### Aim of the task
Leave out the pictures and repeat every record exactly.

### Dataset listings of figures
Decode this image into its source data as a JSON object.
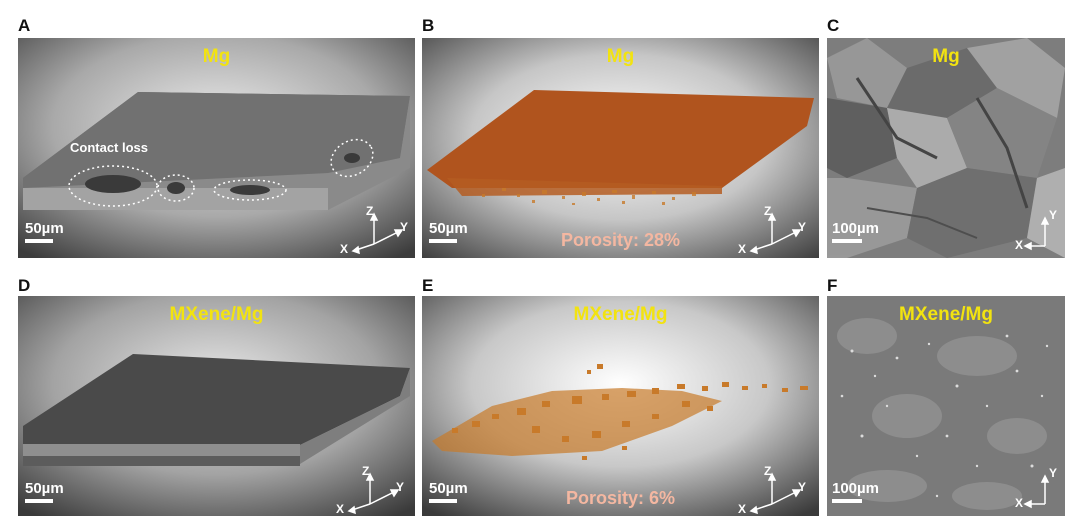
{
  "panels": {
    "A": {
      "letter": "A",
      "material": "Mg",
      "annotation": "Contact loss",
      "scale": "50µm",
      "axes": [
        "Z",
        "X",
        "Y"
      ]
    },
    "B": {
      "letter": "B",
      "material": "Mg",
      "porosity": "Porosity: 28%",
      "scale": "50µm",
      "axes": [
        "Z",
        "X",
        "Y"
      ]
    },
    "C": {
      "letter": "C",
      "material": "Mg",
      "scale": "100µm",
      "axes": [
        "Y",
        "X"
      ]
    },
    "D": {
      "letter": "D",
      "material": "MXene/Mg",
      "scale": "50µm",
      "axes": [
        "Z",
        "X",
        "Y"
      ]
    },
    "E": {
      "letter": "E",
      "material": "MXene/Mg",
      "porosity": "Porosity: 6%",
      "scale": "50µm",
      "axes": [
        "Z",
        "X",
        "Y"
      ]
    },
    "F": {
      "letter": "F",
      "material": "MXene/Mg",
      "scale": "100µm",
      "axes": [
        "Y",
        "X"
      ]
    }
  },
  "colors": {
    "label_yellow": "#f2e310",
    "porosity_pink": "#f4b7a1",
    "pore_orange_dense": "#b0541e",
    "pore_orange_sparse": "#c87a2a"
  }
}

### Answer to the problem
Decode this image into its source data as a JSON object.
{
  "panels": {
    "A": {
      "letter": "A",
      "material": "Mg",
      "annotation": "Contact loss",
      "scale": "50µm",
      "axes": [
        "Z",
        "X",
        "Y"
      ]
    },
    "B": {
      "letter": "B",
      "material": "Mg",
      "porosity": "Porosity: 28%",
      "scale": "50µm",
      "axes": [
        "Z",
        "X",
        "Y"
      ]
    },
    "C": {
      "letter": "C",
      "material": "Mg",
      "scale": "100µm",
      "axes": [
        "Y",
        "X"
      ]
    },
    "D": {
      "letter": "D",
      "material": "MXene/Mg",
      "scale": "50µm",
      "axes": [
        "Z",
        "X",
        "Y"
      ]
    },
    "E": {
      "letter": "E",
      "material": "MXene/Mg",
      "porosity": "Porosity: 6%",
      "scale": "50µm",
      "axes": [
        "Z",
        "X",
        "Y"
      ]
    },
    "F": {
      "letter": "F",
      "material": "MXene/Mg",
      "scale": "100µm",
      "axes": [
        "Y",
        "X"
      ]
    }
  },
  "colors": {
    "label_yellow": "#f2e310",
    "porosity_pink": "#f4b7a1",
    "pore_orange_dense": "#b0541e",
    "pore_orange_sparse": "#c87a2a"
  }
}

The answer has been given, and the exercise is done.